#### Provided material ####
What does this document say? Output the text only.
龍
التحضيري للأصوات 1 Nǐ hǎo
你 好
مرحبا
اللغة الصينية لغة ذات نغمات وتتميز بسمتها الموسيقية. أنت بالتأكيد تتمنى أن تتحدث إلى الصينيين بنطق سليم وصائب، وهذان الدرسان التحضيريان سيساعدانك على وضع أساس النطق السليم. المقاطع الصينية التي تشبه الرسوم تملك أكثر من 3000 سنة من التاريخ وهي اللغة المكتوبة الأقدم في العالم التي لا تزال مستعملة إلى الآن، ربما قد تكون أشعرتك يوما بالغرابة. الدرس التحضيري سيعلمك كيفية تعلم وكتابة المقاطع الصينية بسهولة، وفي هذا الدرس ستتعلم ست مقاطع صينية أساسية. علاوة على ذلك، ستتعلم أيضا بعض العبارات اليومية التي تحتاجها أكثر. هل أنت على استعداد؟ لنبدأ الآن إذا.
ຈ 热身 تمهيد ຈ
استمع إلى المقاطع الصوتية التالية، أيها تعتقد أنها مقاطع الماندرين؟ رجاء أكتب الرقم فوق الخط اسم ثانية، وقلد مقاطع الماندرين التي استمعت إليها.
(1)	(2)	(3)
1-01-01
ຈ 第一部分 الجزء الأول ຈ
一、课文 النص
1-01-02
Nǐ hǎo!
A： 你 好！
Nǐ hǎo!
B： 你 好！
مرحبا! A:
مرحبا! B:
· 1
####
▶ _Short task_: Return the whole listing exactly, with every line included.

▶ _Result of the task_:
What does this document say? Output the text only.
龍
التحضيري للأصوات 1 Nǐ hǎo
你 好
مرحبا
اللغة الصينية لغة ذات نغمات وتتميز بسمتها الموسيقية. أنت بالتأكيد تتمنى أن تتحدث إلى الصينيين بنطق سليم وصائب، وهذان الدرسان التحضيريان سيساعدانك على وضع أساس النطق السليم. المقاطع الصينية التي تشبه الرسوم تملك أكثر من 3000 سنة من التاريخ وهي اللغة المكتوبة الأقدم في العالم التي لا تزال مستعملة إلى الآن، ربما قد تكون أشعرتك يوما بالغرابة. الدرس التحضيري سيعلمك كيفية تعلم وكتابة المقاطع الصينية بسهولة، وفي هذا الدرس ستتعلم ست مقاطع صينية أساسية. علاوة على ذلك، ستتعلم أيضا بعض العبارات اليومية التي تحتاجها أكثر. هل أنت على استعداد؟ لنبدأ الآن إذا.
ຈ 热身 تمهيد ຈ
استمع إلى المقاطع الصوتية التالية، أيها تعتقد أنها مقاطع الماندرين؟ رجاء أكتب الرقم فوق الخط اسم ثانية، وقلد مقاطع الماندرين التي استمعت إليها.
(1)	(2)	(3)
1-01-01
ຈ 第一部分 الجزء الأول ຈ
一、课文 النص
1-01-02
Nǐ hǎo!
A： 你 好！
Nǐ hǎo!
B： 你 好！
مرحبا! A:
مرحبا! B:
· 1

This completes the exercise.